-------- Supplied records --------

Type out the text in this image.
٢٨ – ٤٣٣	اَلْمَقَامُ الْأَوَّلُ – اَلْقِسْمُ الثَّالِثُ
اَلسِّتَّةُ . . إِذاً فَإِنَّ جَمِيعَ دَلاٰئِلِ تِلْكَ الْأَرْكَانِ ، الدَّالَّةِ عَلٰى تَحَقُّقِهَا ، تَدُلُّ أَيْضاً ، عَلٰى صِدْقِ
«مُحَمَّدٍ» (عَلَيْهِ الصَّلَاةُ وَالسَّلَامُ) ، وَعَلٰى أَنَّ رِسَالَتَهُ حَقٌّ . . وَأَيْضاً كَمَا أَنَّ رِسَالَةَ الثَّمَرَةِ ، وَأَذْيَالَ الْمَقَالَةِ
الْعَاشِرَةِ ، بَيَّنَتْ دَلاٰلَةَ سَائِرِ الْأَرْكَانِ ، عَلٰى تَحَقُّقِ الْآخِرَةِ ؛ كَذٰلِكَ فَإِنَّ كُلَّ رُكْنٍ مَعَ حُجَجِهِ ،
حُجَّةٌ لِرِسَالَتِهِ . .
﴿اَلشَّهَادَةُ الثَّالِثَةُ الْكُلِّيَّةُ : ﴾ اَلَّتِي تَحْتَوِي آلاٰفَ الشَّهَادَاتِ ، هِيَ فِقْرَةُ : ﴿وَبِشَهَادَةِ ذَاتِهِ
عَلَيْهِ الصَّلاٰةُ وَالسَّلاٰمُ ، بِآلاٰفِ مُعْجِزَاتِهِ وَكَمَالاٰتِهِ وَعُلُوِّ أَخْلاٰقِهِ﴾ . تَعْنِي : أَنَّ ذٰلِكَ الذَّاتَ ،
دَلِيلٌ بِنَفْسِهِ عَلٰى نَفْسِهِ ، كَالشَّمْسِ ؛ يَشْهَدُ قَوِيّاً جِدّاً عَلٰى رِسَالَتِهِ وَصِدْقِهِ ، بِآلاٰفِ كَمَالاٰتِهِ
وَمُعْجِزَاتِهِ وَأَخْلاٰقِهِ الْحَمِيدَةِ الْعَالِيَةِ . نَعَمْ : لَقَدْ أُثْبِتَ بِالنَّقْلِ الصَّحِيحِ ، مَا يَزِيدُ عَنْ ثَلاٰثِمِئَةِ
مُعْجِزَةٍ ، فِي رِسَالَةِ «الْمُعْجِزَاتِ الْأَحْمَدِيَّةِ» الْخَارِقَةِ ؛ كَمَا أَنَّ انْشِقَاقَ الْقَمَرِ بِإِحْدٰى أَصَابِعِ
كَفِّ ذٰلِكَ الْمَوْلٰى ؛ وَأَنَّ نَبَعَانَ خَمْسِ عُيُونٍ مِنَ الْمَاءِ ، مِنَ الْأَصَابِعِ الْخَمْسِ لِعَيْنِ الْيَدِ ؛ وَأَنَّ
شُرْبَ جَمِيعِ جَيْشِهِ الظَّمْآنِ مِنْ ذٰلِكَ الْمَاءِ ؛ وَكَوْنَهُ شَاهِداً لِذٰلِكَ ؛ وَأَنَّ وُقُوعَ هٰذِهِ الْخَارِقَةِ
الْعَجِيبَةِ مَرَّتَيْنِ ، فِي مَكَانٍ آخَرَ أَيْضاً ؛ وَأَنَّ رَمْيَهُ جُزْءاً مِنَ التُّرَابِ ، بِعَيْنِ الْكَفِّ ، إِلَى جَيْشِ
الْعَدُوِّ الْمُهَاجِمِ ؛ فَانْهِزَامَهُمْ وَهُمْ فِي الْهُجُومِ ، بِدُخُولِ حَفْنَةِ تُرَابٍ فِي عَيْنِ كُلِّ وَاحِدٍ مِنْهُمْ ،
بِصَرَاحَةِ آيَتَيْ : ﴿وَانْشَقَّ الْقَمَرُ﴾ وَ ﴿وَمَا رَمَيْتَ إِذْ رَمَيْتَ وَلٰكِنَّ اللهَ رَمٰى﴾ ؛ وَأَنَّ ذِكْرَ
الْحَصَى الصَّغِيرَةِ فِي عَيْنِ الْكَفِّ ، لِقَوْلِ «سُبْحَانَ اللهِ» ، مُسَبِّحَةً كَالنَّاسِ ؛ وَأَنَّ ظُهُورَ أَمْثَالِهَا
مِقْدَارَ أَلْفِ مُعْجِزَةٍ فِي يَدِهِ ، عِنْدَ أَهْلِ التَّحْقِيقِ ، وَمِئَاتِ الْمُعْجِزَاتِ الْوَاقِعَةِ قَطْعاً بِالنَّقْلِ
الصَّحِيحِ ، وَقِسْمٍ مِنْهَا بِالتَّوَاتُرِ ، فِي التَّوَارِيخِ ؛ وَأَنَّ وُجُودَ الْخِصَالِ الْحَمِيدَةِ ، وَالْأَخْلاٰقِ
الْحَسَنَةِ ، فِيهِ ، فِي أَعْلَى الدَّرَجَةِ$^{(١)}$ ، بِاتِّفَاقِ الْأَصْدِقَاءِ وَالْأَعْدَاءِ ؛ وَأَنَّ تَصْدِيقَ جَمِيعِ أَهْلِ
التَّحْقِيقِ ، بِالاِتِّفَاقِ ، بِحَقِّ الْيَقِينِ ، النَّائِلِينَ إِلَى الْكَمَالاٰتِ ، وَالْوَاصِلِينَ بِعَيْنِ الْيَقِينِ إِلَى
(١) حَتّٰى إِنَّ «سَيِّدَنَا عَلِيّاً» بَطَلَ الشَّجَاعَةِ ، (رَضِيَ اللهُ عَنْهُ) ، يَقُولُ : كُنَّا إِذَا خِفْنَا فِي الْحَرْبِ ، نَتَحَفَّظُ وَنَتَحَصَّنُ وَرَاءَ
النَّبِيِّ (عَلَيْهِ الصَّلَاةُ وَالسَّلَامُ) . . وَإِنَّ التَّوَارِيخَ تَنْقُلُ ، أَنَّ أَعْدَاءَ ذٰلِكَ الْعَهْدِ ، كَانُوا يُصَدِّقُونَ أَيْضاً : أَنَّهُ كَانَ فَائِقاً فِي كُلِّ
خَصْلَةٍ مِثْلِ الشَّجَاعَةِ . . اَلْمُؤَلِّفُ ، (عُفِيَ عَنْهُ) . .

--------

Brief
From the records above, extract every entry exactly as given.

The answer
Type out the text in this image.
٢٨ – ٤٣٣	اَلْمَقَامُ الْأَوَّلُ – اَلْقِسْمُ الثَّالِثُ
اَلسِّتَّةُ . . إِذاً فَإِنَّ جَمِيعَ دَلاٰئِلِ تِلْكَ الْأَرْكَانِ ، الدَّالَّةِ عَلٰى تَحَقُّقِهَا ، تَدُلُّ أَيْضاً ، عَلٰى صِدْقِ
«مُحَمَّدٍ» (عَلَيْهِ الصَّلَاةُ وَالسَّلَامُ) ، وَعَلٰى أَنَّ رِسَالَتَهُ حَقٌّ . . وَأَيْضاً كَمَا أَنَّ رِسَالَةَ الثَّمَرَةِ ، وَأَذْيَالَ الْمَقَالَةِ
الْعَاشِرَةِ ، بَيَّنَتْ دَلاٰلَةَ سَائِرِ الْأَرْكَانِ ، عَلٰى تَحَقُّقِ الْآخِرَةِ ؛ كَذٰلِكَ فَإِنَّ كُلَّ رُكْنٍ مَعَ حُجَجِهِ ،
حُجَّةٌ لِرِسَالَتِهِ . .
﴿اَلشَّهَادَةُ الثَّالِثَةُ الْكُلِّيَّةُ : ﴾ اَلَّتِي تَحْتَوِي آلاٰفَ الشَّهَادَاتِ ، هِيَ فِقْرَةُ : ﴿وَبِشَهَادَةِ ذَاتِهِ
عَلَيْهِ الصَّلاٰةُ وَالسَّلاٰمُ ، بِآلاٰفِ مُعْجِزَاتِهِ وَكَمَالاٰتِهِ وَعُلُوِّ أَخْلاٰقِهِ﴾ . تَعْنِي : أَنَّ ذٰلِكَ الذَّاتَ ،
دَلِيلٌ بِنَفْسِهِ عَلٰى نَفْسِهِ ، كَالشَّمْسِ ؛ يَشْهَدُ قَوِيّاً جِدّاً عَلٰى رِسَالَتِهِ وَصِدْقِهِ ، بِآلاٰفِ كَمَالاٰتِهِ
وَمُعْجِزَاتِهِ وَأَخْلاٰقِهِ الْحَمِيدَةِ الْعَالِيَةِ . نَعَمْ : لَقَدْ أُثْبِتَ بِالنَّقْلِ الصَّحِيحِ ، مَا يَزِيدُ عَنْ ثَلاٰثِمِئَةِ
مُعْجِزَةٍ ، فِي رِسَالَةِ «الْمُعْجِزَاتِ الْأَحْمَدِيَّةِ» الْخَارِقَةِ ؛ كَمَا أَنَّ انْشِقَاقَ الْقَمَرِ بِإِحْدٰى أَصَابِعِ
كَفِّ ذٰلِكَ الْمَوْلٰى ؛ وَأَنَّ نَبَعَانَ خَمْسِ عُيُونٍ مِنَ الْمَاءِ ، مِنَ الْأَصَابِعِ الْخَمْسِ لِعَيْنِ الْيَدِ ؛ وَأَنَّ
شُرْبَ جَمِيعِ جَيْشِهِ الظَّمْآنِ مِنْ ذٰلِكَ الْمَاءِ ؛ وَكَوْنَهُ شَاهِداً لِذٰلِكَ ؛ وَأَنَّ وُقُوعَ هٰذِهِ الْخَارِقَةِ
الْعَجِيبَةِ مَرَّتَيْنِ ، فِي مَكَانٍ آخَرَ أَيْضاً ؛ وَأَنَّ رَمْيَهُ جُزْءاً مِنَ التُّرَابِ ، بِعَيْنِ الْكَفِّ ، إِلَى جَيْشِ
الْعَدُوِّ الْمُهَاجِمِ ؛ فَانْهِزَامَهُمْ وَهُمْ فِي الْهُجُومِ ، بِدُخُولِ حَفْنَةِ تُرَابٍ فِي عَيْنِ كُلِّ وَاحِدٍ مِنْهُمْ ،
بِصَرَاحَةِ آيَتَيْ : ﴿وَانْشَقَّ الْقَمَرُ﴾ وَ ﴿وَمَا رَمَيْتَ إِذْ رَمَيْتَ وَلٰكِنَّ اللهَ رَمٰى﴾ ؛ وَأَنَّ ذِكْرَ
الْحَصَى الصَّغِيرَةِ فِي عَيْنِ الْكَفِّ ، لِقَوْلِ «سُبْحَانَ اللهِ» ، مُسَبِّحَةً كَالنَّاسِ ؛ وَأَنَّ ظُهُورَ أَمْثَالِهَا
مِقْدَارَ أَلْفِ مُعْجِزَةٍ فِي يَدِهِ ، عِنْدَ أَهْلِ التَّحْقِيقِ ، وَمِئَاتِ الْمُعْجِزَاتِ الْوَاقِعَةِ قَطْعاً بِالنَّقْلِ
الصَّحِيحِ ، وَقِسْمٍ مِنْهَا بِالتَّوَاتُرِ ، فِي التَّوَارِيخِ ؛ وَأَنَّ وُجُودَ الْخِصَالِ الْحَمِيدَةِ ، وَالْأَخْلاٰقِ
الْحَسَنَةِ ، فِيهِ ، فِي أَعْلَى الدَّرَجَةِ$^{(١)}$ ، بِاتِّفَاقِ الْأَصْدِقَاءِ وَالْأَعْدَاءِ ؛ وَأَنَّ تَصْدِيقَ جَمِيعِ أَهْلِ
التَّحْقِيقِ ، بِالاِتِّفَاقِ ، بِحَقِّ الْيَقِينِ ، النَّائِلِينَ إِلَى الْكَمَالاٰتِ ، وَالْوَاصِلِينَ بِعَيْنِ الْيَقِينِ إِلَى
(١) حَتّٰى إِنَّ «سَيِّدَنَا عَلِيّاً» بَطَلَ الشَّجَاعَةِ ، (رَضِيَ اللهُ عَنْهُ) ، يَقُولُ : كُنَّا إِذَا خِفْنَا فِي الْحَرْبِ ، نَتَحَفَّظُ وَنَتَحَصَّنُ وَرَاءَ
النَّبِيِّ (عَلَيْهِ الصَّلَاةُ وَالسَّلَامُ) . . وَإِنَّ التَّوَارِيخَ تَنْقُلُ ، أَنَّ أَعْدَاءَ ذٰلِكَ الْعَهْدِ ، كَانُوا يُصَدِّقُونَ أَيْضاً : أَنَّهُ كَانَ فَائِقاً فِي كُلِّ
خَصْلَةٍ مِثْلِ الشَّجَاعَةِ . . اَلْمُؤَلِّفُ ، (عُفِيَ عَنْهُ) . .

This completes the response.